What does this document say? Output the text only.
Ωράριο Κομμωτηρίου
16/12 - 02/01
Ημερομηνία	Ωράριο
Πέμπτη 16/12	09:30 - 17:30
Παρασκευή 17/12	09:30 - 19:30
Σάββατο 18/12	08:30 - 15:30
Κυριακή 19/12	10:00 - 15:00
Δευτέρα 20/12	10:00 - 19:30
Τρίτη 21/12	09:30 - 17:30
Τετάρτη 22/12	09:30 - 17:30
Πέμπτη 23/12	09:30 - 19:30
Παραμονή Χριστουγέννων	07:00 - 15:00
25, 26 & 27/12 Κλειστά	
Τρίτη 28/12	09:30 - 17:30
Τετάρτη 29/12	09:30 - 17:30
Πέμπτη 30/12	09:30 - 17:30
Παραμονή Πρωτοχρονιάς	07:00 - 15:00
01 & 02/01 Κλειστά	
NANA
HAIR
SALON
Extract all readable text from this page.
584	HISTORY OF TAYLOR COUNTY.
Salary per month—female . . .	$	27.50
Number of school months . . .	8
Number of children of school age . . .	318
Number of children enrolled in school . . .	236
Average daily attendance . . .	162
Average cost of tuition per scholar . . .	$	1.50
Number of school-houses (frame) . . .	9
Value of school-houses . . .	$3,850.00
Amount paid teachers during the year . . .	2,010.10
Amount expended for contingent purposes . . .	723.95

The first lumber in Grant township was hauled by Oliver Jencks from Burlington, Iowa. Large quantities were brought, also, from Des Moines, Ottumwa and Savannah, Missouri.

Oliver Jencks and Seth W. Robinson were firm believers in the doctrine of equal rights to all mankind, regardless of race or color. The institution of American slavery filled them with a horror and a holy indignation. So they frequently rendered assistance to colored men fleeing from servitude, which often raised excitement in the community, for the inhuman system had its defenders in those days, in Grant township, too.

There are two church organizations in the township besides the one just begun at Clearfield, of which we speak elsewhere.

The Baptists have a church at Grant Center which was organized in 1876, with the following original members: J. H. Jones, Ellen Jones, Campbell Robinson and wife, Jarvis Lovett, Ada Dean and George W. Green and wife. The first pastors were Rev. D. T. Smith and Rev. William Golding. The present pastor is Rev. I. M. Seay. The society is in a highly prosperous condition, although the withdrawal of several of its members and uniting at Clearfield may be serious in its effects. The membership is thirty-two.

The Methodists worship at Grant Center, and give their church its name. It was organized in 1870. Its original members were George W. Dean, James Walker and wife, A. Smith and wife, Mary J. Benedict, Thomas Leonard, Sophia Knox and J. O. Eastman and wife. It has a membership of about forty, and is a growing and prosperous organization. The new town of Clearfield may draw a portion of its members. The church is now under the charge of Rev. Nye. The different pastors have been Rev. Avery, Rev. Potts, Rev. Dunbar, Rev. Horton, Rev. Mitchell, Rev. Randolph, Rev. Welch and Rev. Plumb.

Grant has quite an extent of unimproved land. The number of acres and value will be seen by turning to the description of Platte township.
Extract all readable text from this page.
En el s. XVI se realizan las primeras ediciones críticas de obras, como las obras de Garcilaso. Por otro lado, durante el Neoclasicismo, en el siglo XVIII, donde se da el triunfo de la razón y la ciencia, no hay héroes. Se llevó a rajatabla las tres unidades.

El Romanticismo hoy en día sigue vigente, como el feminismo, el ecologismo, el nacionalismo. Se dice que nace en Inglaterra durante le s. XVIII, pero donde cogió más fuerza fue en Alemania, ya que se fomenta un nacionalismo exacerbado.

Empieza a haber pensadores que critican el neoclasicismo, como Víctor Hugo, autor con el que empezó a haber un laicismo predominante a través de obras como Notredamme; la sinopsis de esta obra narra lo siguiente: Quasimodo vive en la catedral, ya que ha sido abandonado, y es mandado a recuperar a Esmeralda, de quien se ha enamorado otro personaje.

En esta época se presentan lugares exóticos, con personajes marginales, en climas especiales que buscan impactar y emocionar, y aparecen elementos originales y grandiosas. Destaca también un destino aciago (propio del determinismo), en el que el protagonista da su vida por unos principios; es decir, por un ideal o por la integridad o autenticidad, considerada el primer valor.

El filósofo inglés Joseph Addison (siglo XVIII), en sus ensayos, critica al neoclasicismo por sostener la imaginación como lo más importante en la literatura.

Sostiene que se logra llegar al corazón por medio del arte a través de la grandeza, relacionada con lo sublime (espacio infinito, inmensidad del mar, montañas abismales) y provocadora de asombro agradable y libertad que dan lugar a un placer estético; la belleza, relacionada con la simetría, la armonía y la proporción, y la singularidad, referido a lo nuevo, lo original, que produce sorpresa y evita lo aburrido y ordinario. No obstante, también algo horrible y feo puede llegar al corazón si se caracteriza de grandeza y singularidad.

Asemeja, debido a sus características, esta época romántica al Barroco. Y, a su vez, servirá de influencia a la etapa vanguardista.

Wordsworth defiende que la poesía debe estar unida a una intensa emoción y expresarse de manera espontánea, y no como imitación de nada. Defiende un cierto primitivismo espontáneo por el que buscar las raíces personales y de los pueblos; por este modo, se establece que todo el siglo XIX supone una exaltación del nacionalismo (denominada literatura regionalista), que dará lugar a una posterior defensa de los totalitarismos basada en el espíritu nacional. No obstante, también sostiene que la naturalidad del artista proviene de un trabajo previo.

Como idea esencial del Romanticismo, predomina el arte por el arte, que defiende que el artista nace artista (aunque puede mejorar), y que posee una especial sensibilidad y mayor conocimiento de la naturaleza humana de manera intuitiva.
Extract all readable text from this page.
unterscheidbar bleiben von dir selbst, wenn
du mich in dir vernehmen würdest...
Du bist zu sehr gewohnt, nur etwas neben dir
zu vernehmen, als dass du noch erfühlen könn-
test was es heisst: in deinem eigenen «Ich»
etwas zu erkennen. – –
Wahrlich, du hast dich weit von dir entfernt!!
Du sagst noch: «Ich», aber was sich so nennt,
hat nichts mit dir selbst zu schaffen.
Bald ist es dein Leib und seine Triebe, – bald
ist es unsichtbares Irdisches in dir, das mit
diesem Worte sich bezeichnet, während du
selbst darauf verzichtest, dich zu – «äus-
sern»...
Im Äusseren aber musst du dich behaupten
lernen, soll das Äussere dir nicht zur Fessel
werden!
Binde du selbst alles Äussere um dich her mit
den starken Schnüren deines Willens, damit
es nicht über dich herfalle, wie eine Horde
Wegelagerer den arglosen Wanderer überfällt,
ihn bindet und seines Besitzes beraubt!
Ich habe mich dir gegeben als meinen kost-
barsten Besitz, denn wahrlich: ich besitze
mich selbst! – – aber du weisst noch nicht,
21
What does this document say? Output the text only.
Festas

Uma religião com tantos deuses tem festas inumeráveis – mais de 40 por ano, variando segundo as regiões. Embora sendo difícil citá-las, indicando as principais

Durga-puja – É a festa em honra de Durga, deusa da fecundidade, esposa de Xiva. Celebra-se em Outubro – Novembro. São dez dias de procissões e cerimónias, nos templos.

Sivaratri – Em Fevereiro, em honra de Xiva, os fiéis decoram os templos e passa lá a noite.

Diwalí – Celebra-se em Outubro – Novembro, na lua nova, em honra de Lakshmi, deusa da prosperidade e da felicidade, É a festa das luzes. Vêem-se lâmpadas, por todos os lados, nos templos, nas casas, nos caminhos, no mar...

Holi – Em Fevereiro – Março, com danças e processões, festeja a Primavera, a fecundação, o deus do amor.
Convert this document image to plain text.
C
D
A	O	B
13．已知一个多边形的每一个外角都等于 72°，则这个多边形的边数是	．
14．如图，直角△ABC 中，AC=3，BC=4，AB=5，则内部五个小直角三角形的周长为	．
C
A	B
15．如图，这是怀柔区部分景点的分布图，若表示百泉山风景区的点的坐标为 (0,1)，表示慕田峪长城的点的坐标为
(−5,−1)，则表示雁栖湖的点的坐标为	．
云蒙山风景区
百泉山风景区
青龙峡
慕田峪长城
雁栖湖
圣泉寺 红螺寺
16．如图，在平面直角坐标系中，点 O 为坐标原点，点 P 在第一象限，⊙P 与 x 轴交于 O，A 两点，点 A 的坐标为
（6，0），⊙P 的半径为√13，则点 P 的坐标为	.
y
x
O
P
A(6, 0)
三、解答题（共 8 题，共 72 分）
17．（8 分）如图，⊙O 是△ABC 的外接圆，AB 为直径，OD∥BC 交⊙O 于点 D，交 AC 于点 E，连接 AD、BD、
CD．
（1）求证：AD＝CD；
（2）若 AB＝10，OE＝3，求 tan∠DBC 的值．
# # # #
- EXERCISE TASK
Extract, from the listing above, every line where the string "vernehmen" occurs.

- TASK OUTPUT
du mich in dir vernehmen würdest...
zu vernehmen, als dass du noch erfühlen könn-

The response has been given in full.